:: Items

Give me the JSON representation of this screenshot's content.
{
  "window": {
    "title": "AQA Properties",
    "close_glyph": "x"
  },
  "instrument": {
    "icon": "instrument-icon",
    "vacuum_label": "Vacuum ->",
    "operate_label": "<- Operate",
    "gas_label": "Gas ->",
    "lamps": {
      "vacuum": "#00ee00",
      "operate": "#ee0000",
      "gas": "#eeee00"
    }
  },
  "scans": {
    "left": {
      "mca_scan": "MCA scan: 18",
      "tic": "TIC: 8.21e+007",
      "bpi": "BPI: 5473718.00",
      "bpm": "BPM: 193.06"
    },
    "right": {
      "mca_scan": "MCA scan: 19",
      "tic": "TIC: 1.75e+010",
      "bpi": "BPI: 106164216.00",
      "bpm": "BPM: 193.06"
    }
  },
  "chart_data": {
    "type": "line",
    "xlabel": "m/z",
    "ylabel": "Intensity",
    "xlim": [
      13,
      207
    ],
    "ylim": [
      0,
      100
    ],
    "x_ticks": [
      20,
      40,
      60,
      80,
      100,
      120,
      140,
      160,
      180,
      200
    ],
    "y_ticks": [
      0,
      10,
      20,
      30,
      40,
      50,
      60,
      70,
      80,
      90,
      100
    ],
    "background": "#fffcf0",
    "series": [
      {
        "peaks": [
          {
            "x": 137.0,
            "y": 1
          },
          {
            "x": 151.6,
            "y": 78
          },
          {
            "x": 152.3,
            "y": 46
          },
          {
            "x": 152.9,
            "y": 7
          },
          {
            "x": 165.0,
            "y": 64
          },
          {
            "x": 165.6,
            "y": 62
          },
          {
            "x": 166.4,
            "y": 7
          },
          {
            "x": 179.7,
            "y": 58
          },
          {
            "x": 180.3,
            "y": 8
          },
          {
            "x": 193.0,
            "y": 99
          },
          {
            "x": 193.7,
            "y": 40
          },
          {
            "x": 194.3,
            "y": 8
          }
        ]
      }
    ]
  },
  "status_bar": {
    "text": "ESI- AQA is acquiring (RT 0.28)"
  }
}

::::

** What this task involves **
Write out all records exactly, keeping every detail.

** Written solution **
Give me the JSON representation of this screenshot's content.
{
  "window": {
    "title": "AQA Properties",
    "close_glyph": "x"
  },
  "instrument": {
    "icon": "instrument-icon",
    "vacuum_label": "Vacuum ->",
    "operate_label": "<- Operate",
    "gas_label": "Gas ->",
    "lamps": {
      "vacuum": "#00ee00",
      "operate": "#ee0000",
      "gas": "#eeee00"
    }
  },
  "scans": {
    "left": {
      "mca_scan": "MCA scan: 18",
      "tic": "TIC: 8.21e+007",
      "bpi": "BPI: 5473718.00",
      "bpm": "BPM: 193.06"
    },
    "right": {
      "mca_scan": "MCA scan: 19",
      "tic": "TIC: 1.75e+010",
      "bpi": "BPI: 106164216.00",
      "bpm": "BPM: 193.06"
    }
  },
  "chart_data": {
    "type": "line",
    "xlabel": "m/z",
    "ylabel": "Intensity",
    "xlim": [
      13,
      207
    ],
    "ylim": [
      0,
      100
    ],
    "x_ticks": [
      20,
      40,
      60,
      80,
      100,
      120,
      140,
      160,
      180,
      200
    ],
    "y_ticks": [
      0,
      10,
      20,
      30,
      40,
      50,
      60,
      70,
      80,
      90,
      100
    ],
    "background": "#fffcf0",
    "series": [
      {
        "peaks": [
          {
            "x": 137.0,
            "y": 1
          },
          {
            "x": 151.6,
            "y": 78
          },
          {
            "x": 152.3,
            "y": 46
          },
          {
            "x": 152.9,
            "y": 7
          },
          {
            "x": 165.0,
            "y": 64
          },
          {
            "x": 165.6,
            "y": 62
          },
          {
            "x": 166.4,
            "y": 7
          },
          {
            "x": 179.7,
            "y": 58
          },
          {
            "x": 180.3,
            "y": 8
          },
          {
            "x": 193.0,
            "y": 99
          },
          {
            "x": 193.7,
            "y": 40
          },
          {
            "x": 194.3,
            "y": 8
          }
        ]
      }
    ]
  },
  "status_bar": {
    "text": "ESI- AQA is acquiring (RT 0.28)"
  }
}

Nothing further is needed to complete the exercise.